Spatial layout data

— begin —

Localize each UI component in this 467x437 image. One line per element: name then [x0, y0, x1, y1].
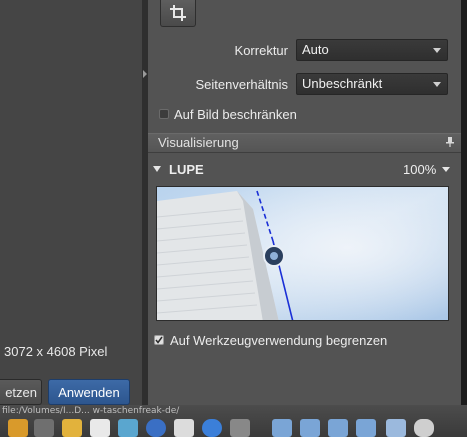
loupe-label: LUPE	[169, 162, 204, 177]
apply-button[interactable]: Anwenden	[48, 379, 130, 405]
checkmark-icon	[155, 336, 163, 344]
constrain-to-image-label: Auf Bild beschränken	[174, 107, 297, 122]
disclosure-triangle-icon[interactable]	[153, 166, 161, 172]
chevron-down-icon	[433, 82, 441, 87]
window-edge	[461, 0, 467, 437]
constrain-to-image-checkbox[interactable]	[159, 109, 169, 119]
pin-icon[interactable]	[446, 137, 454, 147]
image-dimensions: 3072 x 4608 Pixel	[4, 344, 108, 359]
app-icon[interactable]	[34, 419, 54, 437]
loupe-preview[interactable]	[156, 186, 449, 321]
app-icon[interactable]	[230, 419, 250, 437]
safari-app-icon[interactable]	[146, 419, 166, 437]
correction-select[interactable]: Auto	[296, 39, 448, 61]
visualization-title: Visualisierung	[158, 135, 239, 150]
crop-tool-button[interactable]	[160, 0, 196, 27]
status-path: file:/Volumes/I...D... w-taschenfreak-de…	[2, 406, 180, 416]
limit-tool-checkbox[interactable]	[154, 335, 164, 345]
folder-icon[interactable]	[356, 419, 376, 437]
browser-app-icon[interactable]	[118, 419, 138, 437]
gear-app-icon[interactable]	[8, 419, 28, 437]
reset-button[interactable]: etzen	[0, 379, 42, 405]
aspect-ratio-select[interactable]: Unbeschränkt	[296, 73, 448, 95]
aspect-ratio-value: Unbeschränkt	[302, 76, 383, 91]
correction-label: Korrektur	[234, 43, 288, 58]
folder-icon[interactable]	[386, 419, 406, 437]
folder-icon[interactable]	[272, 419, 292, 437]
trash-icon[interactable]	[414, 419, 434, 437]
document-app-icon[interactable]	[90, 419, 110, 437]
person-app-icon[interactable]	[62, 419, 82, 437]
calendar-app-icon[interactable]	[174, 419, 194, 437]
correction-value: Auto	[302, 42, 329, 57]
crop-icon	[170, 5, 186, 21]
folder-icon[interactable]	[300, 419, 320, 437]
aspect-ratio-label: Seitenverhältnis	[195, 77, 289, 92]
app-store-icon[interactable]	[202, 419, 222, 437]
loupe-image	[157, 187, 448, 320]
chevron-down-icon	[433, 48, 441, 53]
folder-icon[interactable]	[328, 419, 348, 437]
zoom-dropdown-icon[interactable]	[442, 167, 450, 172]
limit-tool-label: Auf Werkzeugverwendung begrenzen	[170, 333, 388, 348]
expand-arrow-icon[interactable]	[143, 70, 147, 78]
loupe-zoom-value[interactable]: 100%	[403, 162, 436, 177]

— end —

EXERCISE TASK
Return the records unchanged, beginning with the line that contains "162, 204, 177]" and stopping after the line that contains "419, 194, 437]".

WRITTEN SOLUTION
loupe-label: LUPE	[169, 162, 204, 177]
apply-button[interactable]: Anwenden	[48, 379, 130, 405]
checkmark-icon	[155, 336, 163, 344]
constrain-to-image-label: Auf Bild beschränken	[174, 107, 297, 122]
disclosure-triangle-icon[interactable]	[153, 166, 161, 172]
chevron-down-icon	[433, 82, 441, 87]
window-edge	[461, 0, 467, 437]
constrain-to-image-checkbox[interactable]	[159, 109, 169, 119]
pin-icon[interactable]	[446, 137, 454, 147]
image-dimensions: 3072 x 4608 Pixel	[4, 344, 108, 359]
app-icon[interactable]	[34, 419, 54, 437]
loupe-preview[interactable]	[156, 186, 449, 321]
app-icon[interactable]	[230, 419, 250, 437]
safari-app-icon[interactable]	[146, 419, 166, 437]
correction-select[interactable]: Auto	[296, 39, 448, 61]
visualization-title: Visualisierung	[158, 135, 239, 150]
crop-tool-button[interactable]	[160, 0, 196, 27]
status-path: file:/Volumes/I...D... w-taschenfreak-de…	[2, 406, 180, 416]
limit-tool-checkbox[interactable]	[154, 335, 164, 345]
folder-icon[interactable]	[356, 419, 376, 437]
browser-app-icon[interactable]	[118, 419, 138, 437]
gear-app-icon[interactable]	[8, 419, 28, 437]
reset-button[interactable]: etzen	[0, 379, 42, 405]
aspect-ratio-select[interactable]: Unbeschränkt	[296, 73, 448, 95]
aspect-ratio-value: Unbeschränkt	[302, 76, 383, 91]
correction-label: Korrektur	[234, 43, 288, 58]
folder-icon[interactable]	[386, 419, 406, 437]
folder-icon[interactable]	[272, 419, 292, 437]
trash-icon[interactable]	[414, 419, 434, 437]
document-app-icon[interactable]	[90, 419, 110, 437]
person-app-icon[interactable]	[62, 419, 82, 437]
calendar-app-icon[interactable]	[174, 419, 194, 437]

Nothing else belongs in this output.